===== SUPPLIED ENTRIES

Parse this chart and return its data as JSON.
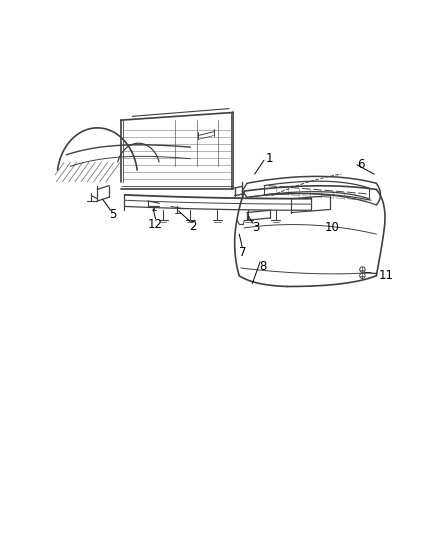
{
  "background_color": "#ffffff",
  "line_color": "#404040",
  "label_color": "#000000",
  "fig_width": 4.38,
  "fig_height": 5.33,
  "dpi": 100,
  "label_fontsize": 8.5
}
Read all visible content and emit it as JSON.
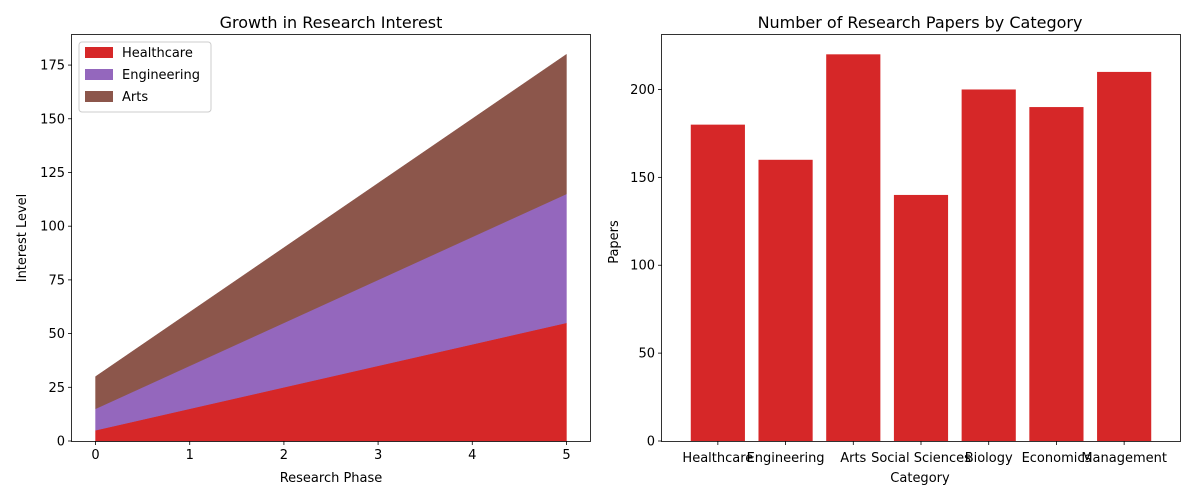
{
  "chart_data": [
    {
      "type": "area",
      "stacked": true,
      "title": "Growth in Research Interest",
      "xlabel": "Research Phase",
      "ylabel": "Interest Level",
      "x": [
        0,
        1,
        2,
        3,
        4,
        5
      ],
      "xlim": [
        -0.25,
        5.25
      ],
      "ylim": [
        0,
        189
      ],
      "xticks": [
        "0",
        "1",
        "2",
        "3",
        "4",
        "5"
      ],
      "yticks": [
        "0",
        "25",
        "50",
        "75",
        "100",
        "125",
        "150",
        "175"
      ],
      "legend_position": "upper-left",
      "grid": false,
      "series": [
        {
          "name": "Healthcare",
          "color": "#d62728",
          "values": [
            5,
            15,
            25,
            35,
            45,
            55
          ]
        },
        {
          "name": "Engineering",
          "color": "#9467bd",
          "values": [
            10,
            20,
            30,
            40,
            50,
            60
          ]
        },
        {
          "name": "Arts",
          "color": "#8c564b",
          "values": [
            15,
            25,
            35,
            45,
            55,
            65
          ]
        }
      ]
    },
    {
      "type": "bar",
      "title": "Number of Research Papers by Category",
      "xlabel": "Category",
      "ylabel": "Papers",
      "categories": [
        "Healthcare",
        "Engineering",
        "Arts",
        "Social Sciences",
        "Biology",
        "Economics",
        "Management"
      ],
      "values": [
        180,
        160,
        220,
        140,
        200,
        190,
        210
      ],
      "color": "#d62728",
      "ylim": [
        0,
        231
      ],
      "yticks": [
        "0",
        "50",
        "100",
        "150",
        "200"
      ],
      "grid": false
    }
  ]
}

==========

## THE PROBLEM
Copy out all lines from the material above that contain the string "Category".

## SOLUTION TO THIS PROBLEM
      "title": "Number of Research Papers by Category",
      "xlabel": "Category",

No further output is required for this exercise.